— START OF DATA PROVIDED —
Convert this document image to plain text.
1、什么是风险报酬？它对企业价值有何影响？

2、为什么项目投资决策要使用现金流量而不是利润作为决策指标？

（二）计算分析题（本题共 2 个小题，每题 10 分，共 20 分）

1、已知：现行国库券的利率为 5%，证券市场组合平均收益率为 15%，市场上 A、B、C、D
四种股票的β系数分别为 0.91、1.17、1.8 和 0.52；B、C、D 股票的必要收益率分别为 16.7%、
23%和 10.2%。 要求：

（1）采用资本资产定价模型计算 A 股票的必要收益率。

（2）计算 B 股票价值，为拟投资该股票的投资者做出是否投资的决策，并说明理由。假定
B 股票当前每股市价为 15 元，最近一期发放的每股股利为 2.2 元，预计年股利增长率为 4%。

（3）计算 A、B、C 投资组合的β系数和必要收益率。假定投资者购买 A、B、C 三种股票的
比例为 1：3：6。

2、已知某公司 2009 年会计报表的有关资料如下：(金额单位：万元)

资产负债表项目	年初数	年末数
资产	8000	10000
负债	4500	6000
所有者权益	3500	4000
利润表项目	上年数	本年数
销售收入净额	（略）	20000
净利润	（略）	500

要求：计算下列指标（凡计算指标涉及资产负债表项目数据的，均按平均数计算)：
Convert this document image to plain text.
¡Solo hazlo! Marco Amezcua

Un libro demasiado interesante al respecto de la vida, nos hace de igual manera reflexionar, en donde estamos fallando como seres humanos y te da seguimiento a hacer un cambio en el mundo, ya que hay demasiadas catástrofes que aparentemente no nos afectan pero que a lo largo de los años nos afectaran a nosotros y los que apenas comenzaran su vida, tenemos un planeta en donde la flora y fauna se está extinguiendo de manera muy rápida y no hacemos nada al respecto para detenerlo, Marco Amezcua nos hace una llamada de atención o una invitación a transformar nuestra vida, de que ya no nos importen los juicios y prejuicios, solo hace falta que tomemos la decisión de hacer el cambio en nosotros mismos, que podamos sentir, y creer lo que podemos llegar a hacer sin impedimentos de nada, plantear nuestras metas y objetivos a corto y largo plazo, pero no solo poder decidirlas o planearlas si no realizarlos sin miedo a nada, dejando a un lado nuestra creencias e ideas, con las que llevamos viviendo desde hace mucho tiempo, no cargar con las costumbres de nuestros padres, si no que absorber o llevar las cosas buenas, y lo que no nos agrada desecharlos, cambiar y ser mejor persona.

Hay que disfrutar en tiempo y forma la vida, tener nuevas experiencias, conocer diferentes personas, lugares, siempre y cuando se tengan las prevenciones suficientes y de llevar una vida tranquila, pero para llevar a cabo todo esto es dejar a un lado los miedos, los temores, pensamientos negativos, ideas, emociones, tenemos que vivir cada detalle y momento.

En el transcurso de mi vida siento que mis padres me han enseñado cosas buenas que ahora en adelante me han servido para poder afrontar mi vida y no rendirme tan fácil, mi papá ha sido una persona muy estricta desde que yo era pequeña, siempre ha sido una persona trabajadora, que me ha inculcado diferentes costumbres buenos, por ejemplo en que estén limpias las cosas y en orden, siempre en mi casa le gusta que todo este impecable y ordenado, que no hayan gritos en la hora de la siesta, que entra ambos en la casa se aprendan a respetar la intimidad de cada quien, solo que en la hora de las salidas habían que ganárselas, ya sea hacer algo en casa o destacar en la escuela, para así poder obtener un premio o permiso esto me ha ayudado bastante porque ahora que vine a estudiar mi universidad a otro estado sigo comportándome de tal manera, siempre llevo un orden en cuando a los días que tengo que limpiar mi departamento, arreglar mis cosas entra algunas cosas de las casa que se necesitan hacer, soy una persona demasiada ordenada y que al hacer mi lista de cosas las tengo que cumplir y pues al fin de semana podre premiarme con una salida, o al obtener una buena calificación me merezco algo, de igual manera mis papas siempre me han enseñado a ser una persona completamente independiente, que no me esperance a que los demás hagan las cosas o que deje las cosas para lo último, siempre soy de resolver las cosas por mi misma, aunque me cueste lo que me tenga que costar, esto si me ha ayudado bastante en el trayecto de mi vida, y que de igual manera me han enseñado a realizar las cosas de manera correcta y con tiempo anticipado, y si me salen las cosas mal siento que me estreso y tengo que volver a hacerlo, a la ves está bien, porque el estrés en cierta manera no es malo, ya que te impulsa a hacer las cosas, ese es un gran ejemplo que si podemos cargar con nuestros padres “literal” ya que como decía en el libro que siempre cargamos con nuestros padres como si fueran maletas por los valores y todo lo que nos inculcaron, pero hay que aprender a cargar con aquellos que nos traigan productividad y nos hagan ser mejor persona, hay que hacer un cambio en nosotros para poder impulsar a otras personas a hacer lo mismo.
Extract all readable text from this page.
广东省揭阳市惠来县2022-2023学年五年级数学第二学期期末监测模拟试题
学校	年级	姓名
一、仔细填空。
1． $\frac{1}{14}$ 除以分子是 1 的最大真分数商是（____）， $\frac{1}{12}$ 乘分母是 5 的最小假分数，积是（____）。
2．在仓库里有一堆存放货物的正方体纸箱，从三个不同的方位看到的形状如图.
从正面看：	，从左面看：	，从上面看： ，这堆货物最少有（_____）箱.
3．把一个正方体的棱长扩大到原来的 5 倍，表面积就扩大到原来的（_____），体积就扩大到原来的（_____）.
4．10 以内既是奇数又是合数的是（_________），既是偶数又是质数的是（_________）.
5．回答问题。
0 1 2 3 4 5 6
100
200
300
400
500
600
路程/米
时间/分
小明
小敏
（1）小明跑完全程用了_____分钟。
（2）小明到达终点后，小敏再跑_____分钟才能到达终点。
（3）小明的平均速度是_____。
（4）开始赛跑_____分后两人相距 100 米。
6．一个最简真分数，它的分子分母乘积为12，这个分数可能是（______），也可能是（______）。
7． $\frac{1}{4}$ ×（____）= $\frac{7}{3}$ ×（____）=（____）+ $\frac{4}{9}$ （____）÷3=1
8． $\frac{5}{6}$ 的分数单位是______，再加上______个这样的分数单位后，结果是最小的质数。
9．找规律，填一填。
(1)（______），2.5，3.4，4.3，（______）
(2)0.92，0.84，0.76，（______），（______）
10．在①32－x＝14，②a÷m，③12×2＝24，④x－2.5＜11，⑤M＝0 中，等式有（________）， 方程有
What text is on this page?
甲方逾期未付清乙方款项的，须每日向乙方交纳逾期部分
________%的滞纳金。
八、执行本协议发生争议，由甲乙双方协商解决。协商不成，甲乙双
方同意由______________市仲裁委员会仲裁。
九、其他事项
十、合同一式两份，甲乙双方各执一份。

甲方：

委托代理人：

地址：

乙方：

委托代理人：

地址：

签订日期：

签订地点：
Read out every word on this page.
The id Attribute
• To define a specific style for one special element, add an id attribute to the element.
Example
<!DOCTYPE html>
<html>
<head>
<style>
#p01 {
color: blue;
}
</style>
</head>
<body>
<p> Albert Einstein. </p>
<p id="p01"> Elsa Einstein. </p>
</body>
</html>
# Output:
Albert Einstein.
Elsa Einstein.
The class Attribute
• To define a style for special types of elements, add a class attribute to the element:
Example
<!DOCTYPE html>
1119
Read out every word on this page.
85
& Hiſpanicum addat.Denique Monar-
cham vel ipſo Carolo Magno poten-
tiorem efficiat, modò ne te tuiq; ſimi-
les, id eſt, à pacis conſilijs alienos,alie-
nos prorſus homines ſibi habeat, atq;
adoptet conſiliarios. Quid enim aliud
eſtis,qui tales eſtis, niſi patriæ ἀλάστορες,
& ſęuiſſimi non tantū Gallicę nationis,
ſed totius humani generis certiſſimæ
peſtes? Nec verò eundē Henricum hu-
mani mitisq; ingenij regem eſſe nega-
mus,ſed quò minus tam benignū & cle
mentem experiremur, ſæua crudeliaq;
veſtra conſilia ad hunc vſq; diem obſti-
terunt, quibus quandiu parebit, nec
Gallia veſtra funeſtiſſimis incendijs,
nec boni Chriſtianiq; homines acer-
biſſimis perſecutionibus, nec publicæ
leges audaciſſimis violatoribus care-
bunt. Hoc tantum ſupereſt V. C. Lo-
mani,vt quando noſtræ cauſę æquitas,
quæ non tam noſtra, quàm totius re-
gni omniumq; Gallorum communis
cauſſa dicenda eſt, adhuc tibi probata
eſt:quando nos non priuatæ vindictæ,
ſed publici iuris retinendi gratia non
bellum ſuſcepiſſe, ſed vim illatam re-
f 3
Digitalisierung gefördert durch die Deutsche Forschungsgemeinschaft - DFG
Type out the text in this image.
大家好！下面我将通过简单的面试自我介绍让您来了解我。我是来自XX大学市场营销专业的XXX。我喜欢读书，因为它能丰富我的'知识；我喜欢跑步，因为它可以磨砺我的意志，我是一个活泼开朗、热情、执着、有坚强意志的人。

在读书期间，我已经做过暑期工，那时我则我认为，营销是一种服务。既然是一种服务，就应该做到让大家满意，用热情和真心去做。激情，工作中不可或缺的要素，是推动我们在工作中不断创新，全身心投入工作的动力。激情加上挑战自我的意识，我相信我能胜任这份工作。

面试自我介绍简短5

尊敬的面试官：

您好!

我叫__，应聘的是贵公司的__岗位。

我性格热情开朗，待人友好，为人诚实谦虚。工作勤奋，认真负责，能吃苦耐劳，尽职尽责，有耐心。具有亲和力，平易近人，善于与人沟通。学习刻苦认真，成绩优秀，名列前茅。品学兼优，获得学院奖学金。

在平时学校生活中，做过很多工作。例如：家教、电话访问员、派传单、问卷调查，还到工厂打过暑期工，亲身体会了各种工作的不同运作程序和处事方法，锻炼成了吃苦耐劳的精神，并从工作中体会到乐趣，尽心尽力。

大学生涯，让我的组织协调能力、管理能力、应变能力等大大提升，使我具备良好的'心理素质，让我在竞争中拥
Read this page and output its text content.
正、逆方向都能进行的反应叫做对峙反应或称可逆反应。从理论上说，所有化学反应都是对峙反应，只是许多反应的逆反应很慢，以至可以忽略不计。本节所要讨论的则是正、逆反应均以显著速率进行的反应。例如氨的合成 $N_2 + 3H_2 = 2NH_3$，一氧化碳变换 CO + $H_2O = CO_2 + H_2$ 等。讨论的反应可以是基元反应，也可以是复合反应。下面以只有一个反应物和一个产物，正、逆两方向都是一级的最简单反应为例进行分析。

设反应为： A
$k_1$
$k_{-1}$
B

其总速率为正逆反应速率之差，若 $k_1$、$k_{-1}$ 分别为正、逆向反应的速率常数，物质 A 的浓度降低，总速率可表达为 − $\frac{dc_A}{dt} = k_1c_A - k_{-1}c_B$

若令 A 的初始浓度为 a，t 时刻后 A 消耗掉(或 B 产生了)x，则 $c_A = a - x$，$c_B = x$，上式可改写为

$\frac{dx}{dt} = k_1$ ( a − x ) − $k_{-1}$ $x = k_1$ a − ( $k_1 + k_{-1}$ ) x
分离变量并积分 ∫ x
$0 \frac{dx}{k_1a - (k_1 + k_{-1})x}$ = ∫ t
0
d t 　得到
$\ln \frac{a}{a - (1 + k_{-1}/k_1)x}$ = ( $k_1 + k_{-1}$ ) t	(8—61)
— END OF DATA PROVIDED —
PROBLEM TO SOLVE:
Reply with the number of lines in the data that include the string "Albert" and nothing else.

SOLUTION TO THIS PROBLEM:
2